_Your task_:
Transcribe the part of the listing that opens with the line containing "x-tick-label: 8 [349,617,357,632]" and closes with the line containing "x-tick-label: 19 [685,617,702,632]", keeping every line exactly as it appears.

--- Records supplied ---

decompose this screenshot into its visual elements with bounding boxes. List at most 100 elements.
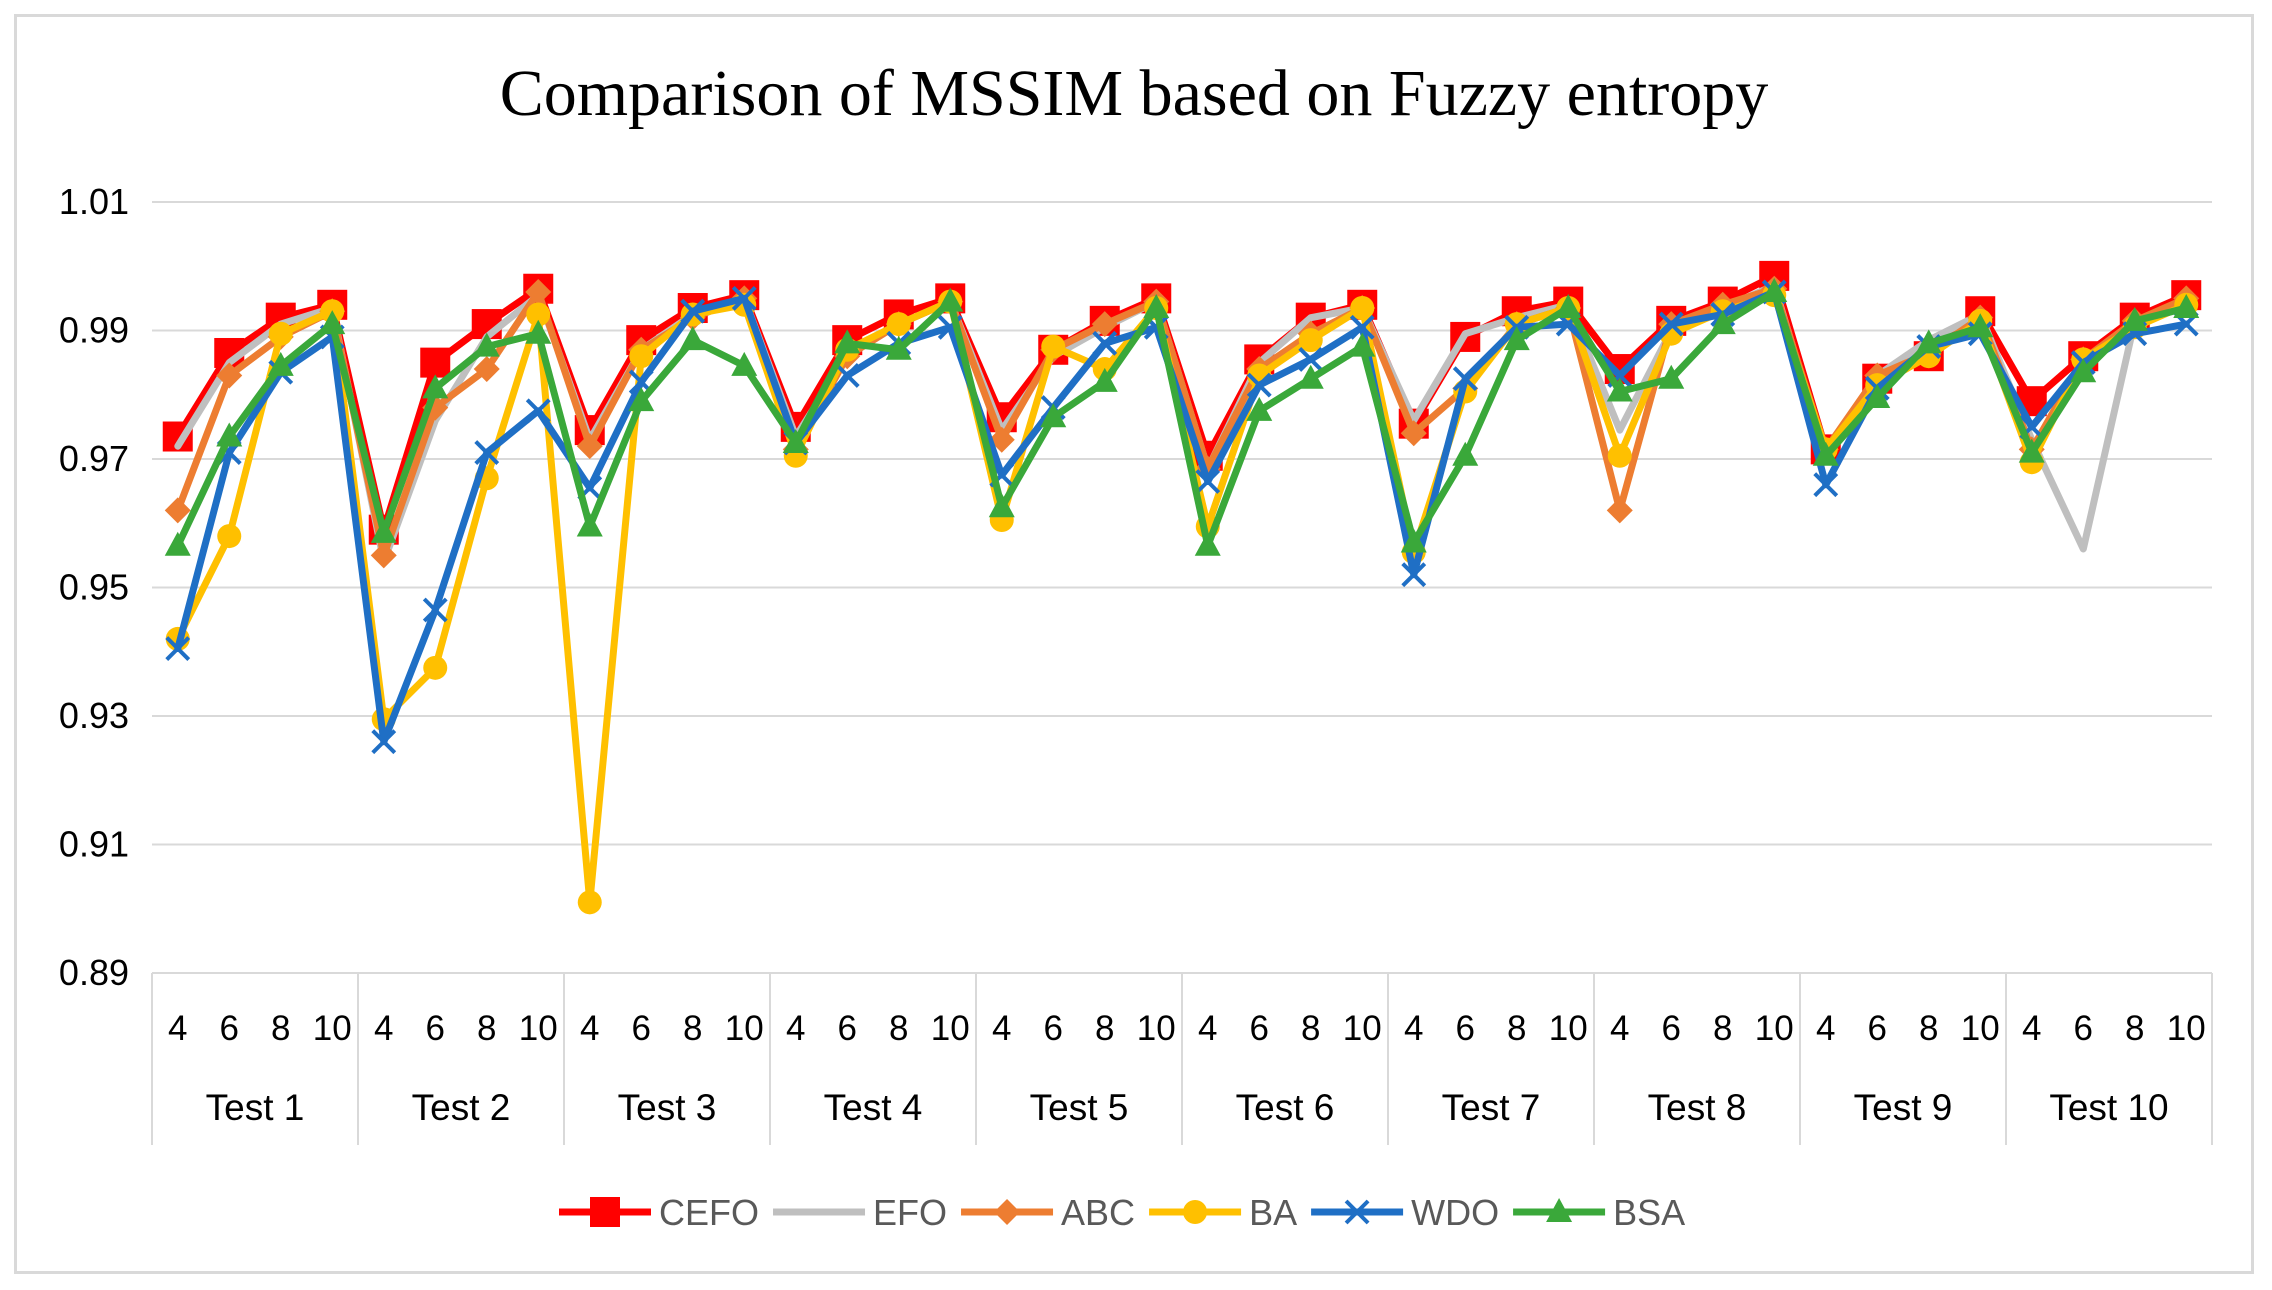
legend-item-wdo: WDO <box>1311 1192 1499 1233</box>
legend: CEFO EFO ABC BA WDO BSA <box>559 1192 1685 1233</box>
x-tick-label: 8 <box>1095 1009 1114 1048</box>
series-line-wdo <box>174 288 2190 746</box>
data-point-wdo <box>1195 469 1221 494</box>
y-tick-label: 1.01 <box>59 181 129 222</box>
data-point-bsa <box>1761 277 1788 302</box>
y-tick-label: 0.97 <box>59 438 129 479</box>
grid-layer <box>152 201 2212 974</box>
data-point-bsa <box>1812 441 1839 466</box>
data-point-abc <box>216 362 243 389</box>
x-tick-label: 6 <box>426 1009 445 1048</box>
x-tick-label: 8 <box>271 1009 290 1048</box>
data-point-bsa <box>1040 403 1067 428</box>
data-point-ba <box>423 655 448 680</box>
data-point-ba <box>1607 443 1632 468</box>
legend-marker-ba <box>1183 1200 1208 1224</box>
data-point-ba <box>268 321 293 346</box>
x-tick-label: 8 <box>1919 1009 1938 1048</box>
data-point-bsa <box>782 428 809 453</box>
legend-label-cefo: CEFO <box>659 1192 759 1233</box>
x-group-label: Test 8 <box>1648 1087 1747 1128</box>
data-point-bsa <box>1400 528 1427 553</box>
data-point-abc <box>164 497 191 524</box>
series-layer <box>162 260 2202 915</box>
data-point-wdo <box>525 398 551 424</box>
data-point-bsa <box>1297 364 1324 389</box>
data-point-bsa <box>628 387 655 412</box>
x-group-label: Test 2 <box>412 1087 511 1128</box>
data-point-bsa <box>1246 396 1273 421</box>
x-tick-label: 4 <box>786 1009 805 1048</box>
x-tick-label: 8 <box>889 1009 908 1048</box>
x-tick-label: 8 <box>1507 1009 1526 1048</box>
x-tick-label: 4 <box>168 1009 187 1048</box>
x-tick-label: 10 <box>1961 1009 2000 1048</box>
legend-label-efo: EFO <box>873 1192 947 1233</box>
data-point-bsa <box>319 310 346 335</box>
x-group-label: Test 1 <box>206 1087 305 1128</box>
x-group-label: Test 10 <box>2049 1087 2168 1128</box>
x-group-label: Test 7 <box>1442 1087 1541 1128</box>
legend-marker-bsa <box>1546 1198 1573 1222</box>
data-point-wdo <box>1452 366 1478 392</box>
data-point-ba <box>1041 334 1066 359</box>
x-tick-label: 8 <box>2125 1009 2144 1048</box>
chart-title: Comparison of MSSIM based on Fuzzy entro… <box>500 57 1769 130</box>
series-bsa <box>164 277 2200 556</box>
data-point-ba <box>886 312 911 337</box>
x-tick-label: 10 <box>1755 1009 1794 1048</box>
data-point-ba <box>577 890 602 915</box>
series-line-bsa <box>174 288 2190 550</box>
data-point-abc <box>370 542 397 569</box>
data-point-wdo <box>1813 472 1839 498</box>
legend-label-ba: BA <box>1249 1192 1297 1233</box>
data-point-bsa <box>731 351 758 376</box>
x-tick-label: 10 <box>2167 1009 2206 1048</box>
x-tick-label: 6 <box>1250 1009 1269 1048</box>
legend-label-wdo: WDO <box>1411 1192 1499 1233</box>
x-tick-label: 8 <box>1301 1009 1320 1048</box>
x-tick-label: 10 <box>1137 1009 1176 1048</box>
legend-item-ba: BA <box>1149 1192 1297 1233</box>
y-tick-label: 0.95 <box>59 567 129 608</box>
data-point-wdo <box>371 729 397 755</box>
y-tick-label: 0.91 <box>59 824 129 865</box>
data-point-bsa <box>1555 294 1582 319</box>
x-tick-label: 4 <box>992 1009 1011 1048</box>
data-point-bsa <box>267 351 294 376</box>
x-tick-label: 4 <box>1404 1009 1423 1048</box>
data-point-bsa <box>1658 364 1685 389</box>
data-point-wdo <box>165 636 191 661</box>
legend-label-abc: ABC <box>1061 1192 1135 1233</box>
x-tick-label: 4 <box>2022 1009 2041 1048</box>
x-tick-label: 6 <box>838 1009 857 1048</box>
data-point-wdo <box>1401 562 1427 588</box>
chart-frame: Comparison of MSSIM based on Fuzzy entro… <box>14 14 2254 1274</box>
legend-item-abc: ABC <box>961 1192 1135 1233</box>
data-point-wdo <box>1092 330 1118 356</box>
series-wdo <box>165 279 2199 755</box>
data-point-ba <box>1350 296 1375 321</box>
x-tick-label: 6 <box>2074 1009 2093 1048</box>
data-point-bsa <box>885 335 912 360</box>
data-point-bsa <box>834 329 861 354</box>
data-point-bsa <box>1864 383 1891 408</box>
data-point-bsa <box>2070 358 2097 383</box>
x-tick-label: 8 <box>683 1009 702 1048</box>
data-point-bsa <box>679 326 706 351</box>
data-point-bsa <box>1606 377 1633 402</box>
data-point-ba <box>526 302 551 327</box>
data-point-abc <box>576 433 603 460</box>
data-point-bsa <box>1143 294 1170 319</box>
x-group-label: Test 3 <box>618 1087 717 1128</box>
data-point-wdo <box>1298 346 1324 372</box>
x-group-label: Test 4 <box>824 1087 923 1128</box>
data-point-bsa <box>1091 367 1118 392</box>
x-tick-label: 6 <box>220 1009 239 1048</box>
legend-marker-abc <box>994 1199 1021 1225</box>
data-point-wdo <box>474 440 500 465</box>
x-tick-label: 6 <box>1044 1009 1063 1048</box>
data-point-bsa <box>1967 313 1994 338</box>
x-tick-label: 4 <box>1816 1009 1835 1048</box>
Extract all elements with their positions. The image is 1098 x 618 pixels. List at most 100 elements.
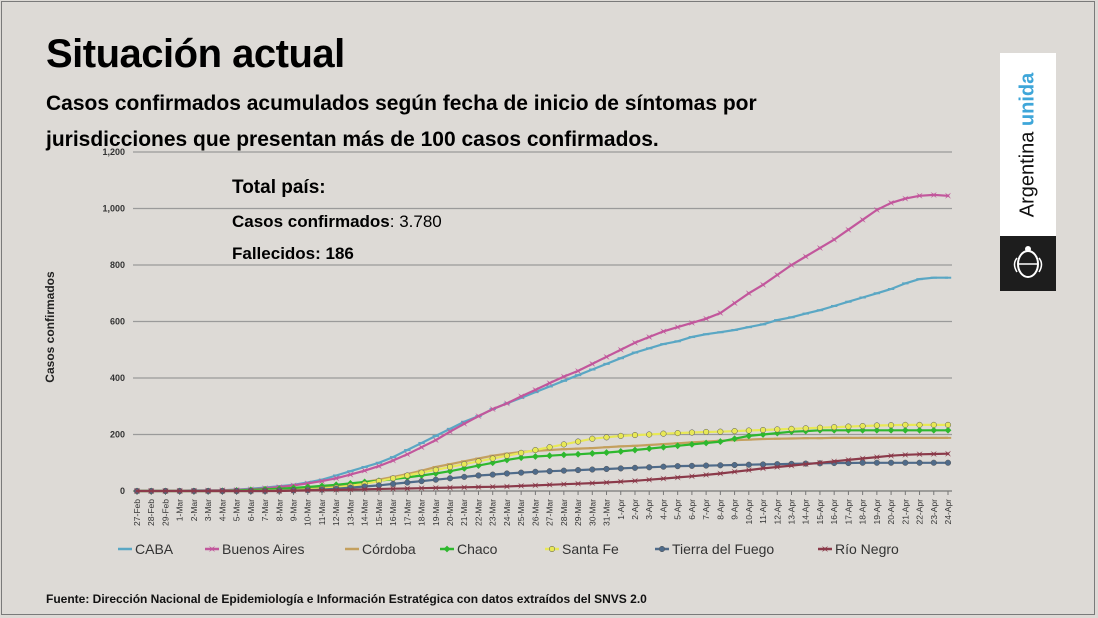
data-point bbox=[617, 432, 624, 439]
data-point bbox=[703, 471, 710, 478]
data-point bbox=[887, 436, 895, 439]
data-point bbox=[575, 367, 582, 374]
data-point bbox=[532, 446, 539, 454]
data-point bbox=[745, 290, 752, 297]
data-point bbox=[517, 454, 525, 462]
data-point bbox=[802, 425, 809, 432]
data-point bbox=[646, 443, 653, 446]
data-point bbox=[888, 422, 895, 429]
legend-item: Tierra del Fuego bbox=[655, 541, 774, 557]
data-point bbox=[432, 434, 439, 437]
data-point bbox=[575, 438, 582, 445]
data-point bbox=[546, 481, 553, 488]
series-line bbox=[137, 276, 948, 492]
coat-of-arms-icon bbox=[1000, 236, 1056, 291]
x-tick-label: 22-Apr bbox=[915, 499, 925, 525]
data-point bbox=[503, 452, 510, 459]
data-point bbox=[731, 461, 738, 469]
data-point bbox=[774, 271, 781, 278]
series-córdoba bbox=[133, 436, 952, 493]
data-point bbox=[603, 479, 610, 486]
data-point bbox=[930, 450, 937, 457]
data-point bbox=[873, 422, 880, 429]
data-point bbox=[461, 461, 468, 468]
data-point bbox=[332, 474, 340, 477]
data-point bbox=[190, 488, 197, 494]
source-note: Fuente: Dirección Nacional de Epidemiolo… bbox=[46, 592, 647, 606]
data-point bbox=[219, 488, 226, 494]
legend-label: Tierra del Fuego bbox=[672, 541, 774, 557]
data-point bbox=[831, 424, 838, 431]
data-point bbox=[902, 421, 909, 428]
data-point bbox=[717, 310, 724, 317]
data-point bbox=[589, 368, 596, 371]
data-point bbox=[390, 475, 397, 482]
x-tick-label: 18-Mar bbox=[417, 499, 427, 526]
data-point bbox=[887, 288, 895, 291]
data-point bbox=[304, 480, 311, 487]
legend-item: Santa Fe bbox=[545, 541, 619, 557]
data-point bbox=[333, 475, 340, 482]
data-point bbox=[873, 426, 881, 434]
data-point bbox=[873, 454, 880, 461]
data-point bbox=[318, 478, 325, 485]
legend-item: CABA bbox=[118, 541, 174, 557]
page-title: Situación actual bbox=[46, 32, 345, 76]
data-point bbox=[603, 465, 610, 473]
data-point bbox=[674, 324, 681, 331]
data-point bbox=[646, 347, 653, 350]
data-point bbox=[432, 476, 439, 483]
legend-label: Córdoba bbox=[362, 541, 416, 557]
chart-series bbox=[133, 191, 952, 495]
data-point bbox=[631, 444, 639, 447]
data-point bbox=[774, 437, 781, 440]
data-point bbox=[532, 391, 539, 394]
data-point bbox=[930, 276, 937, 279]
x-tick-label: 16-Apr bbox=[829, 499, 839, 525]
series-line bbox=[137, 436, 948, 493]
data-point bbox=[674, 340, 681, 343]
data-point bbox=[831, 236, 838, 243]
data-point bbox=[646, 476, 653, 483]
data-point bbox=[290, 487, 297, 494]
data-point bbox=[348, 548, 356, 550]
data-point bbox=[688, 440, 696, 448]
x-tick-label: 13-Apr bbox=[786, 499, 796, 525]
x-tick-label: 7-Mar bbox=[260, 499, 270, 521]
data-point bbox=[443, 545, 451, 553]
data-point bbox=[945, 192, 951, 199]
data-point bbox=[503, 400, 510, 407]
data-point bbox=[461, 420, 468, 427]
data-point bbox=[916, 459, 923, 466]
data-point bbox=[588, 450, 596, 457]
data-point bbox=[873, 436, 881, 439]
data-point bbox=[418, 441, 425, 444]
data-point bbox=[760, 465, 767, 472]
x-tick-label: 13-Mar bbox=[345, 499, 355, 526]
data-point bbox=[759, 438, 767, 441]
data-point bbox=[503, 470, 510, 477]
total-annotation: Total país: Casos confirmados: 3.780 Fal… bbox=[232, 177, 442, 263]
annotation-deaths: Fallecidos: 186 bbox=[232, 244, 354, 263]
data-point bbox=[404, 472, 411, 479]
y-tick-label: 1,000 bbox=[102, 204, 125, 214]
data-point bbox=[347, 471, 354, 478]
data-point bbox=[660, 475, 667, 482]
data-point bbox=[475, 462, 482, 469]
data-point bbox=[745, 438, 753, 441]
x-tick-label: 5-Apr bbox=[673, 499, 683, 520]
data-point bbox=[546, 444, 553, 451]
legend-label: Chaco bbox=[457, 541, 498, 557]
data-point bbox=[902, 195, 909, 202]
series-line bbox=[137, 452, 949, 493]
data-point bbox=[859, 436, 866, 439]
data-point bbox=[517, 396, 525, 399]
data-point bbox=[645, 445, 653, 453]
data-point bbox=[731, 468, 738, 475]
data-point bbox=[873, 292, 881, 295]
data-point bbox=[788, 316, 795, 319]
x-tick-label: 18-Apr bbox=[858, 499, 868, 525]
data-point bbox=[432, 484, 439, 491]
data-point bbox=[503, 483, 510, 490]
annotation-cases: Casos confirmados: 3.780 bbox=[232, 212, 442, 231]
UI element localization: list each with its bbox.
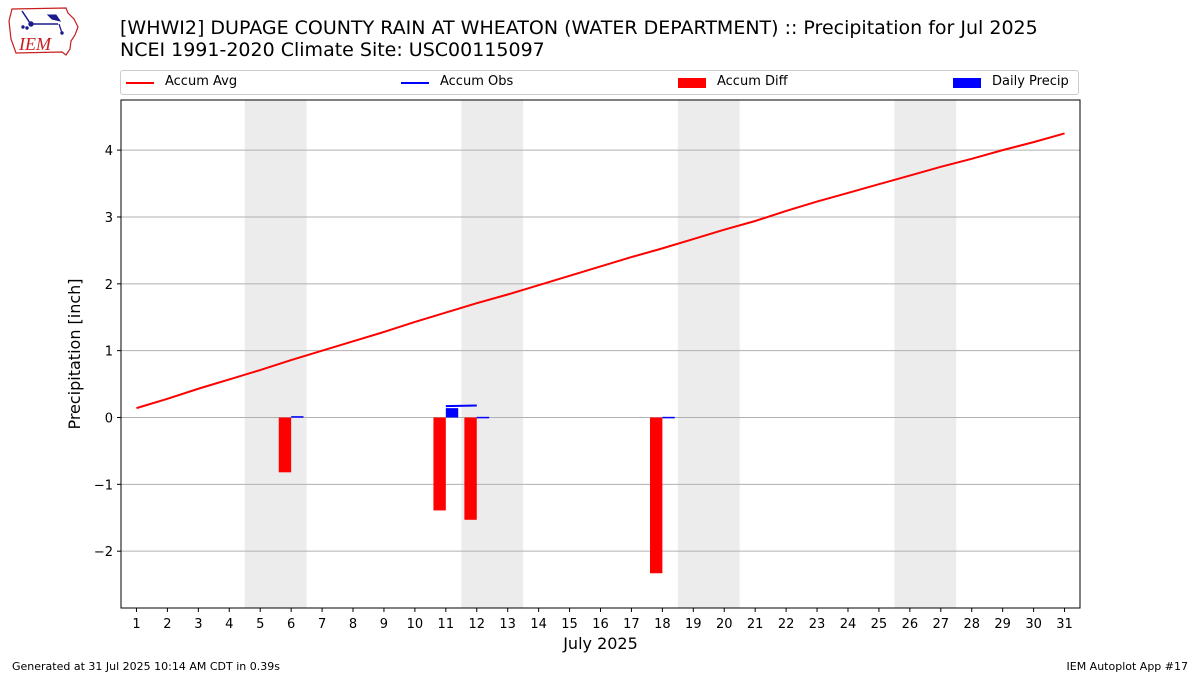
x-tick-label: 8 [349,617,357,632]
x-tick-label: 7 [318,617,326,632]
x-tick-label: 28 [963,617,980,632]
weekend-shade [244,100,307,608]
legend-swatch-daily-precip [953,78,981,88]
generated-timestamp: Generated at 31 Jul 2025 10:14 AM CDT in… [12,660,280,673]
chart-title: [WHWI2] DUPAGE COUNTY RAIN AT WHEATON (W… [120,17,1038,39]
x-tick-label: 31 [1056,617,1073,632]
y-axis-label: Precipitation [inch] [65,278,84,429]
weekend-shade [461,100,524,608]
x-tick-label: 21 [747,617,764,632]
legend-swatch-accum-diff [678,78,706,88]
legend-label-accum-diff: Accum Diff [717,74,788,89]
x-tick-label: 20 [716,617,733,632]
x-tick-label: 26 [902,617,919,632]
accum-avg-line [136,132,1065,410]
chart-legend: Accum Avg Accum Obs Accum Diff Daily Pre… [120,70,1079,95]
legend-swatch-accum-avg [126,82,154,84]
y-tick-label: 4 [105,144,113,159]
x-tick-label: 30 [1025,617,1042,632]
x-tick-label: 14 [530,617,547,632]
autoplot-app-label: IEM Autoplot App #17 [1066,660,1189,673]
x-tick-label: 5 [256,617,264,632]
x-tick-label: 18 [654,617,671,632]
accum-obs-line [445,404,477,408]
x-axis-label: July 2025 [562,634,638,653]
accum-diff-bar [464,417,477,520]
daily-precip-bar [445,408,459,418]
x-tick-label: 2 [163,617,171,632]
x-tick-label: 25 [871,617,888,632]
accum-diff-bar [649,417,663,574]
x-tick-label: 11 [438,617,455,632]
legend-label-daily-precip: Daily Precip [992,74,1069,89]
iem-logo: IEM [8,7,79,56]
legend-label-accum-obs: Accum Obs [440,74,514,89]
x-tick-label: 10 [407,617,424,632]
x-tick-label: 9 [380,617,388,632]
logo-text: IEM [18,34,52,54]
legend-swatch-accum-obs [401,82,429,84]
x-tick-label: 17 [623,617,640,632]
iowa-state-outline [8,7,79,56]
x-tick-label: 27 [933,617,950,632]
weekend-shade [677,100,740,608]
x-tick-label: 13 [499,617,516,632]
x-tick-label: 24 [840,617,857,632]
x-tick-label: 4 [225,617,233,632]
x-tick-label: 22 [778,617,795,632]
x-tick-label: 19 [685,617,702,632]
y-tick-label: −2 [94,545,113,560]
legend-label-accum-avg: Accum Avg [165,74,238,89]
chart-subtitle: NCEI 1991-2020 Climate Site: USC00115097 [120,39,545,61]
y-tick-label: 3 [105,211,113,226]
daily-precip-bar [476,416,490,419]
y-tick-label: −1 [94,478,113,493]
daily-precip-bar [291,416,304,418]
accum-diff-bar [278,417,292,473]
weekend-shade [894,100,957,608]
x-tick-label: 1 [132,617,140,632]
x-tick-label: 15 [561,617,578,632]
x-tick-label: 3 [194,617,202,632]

---

_Answer for the task_:
x-tick-label: 8 [349,617,357,632]
x-tick-label: 7 [318,617,326,632]
x-tick-label: 28 [963,617,980,632]
weekend-shade [244,100,307,608]
legend-swatch-daily-precip [953,78,981,88]
generated-timestamp: Generated at 31 Jul 2025 10:14 AM CDT in… [12,660,280,673]
chart-title: [WHWI2] DUPAGE COUNTY RAIN AT WHEATON (W… [120,17,1038,39]
x-tick-label: 31 [1056,617,1073,632]
y-axis-label: Precipitation [inch] [65,278,84,429]
weekend-shade [461,100,524,608]
x-tick-label: 21 [747,617,764,632]
legend-swatch-accum-diff [678,78,706,88]
legend-label-accum-diff: Accum Diff [717,74,788,89]
x-tick-label: 20 [716,617,733,632]
x-tick-label: 26 [902,617,919,632]
accum-avg-line [136,132,1065,410]
chart-legend: Accum Avg Accum Obs Accum Diff Daily Pre… [120,70,1079,95]
legend-swatch-accum-avg [126,82,154,84]
y-tick-label: 4 [105,144,113,159]
x-tick-label: 30 [1025,617,1042,632]
x-tick-label: 14 [530,617,547,632]
autoplot-app-label: IEM Autoplot App #17 [1066,660,1189,673]
x-tick-label: 5 [256,617,264,632]
x-tick-label: 18 [654,617,671,632]
accum-obs-line [445,404,477,408]
x-axis-label: July 2025 [562,634,638,653]
accum-diff-bar [464,417,477,520]
daily-precip-bar [445,408,459,418]
x-tick-label: 2 [163,617,171,632]
x-tick-label: 25 [871,617,888,632]
accum-diff-bar [649,417,663,574]
x-tick-label: 11 [438,617,455,632]
legend-label-daily-precip: Daily Precip [992,74,1069,89]
iem-logo: IEM [8,7,79,56]
legend-label-accum-obs: Accum Obs [440,74,514,89]
x-tick-label: 10 [407,617,424,632]
x-tick-label: 9 [380,617,388,632]
logo-text: IEM [18,34,52,54]
legend-swatch-accum-obs [401,82,429,84]
x-tick-label: 17 [623,617,640,632]
iowa-state-outline [8,7,79,56]
x-tick-label: 27 [933,617,950,632]
weekend-shade [677,100,740,608]
x-tick-label: 13 [499,617,516,632]
x-tick-label: 24 [840,617,857,632]
x-tick-label: 4 [225,617,233,632]
x-tick-label: 22 [778,617,795,632]
x-tick-label: 19 [685,617,702,632]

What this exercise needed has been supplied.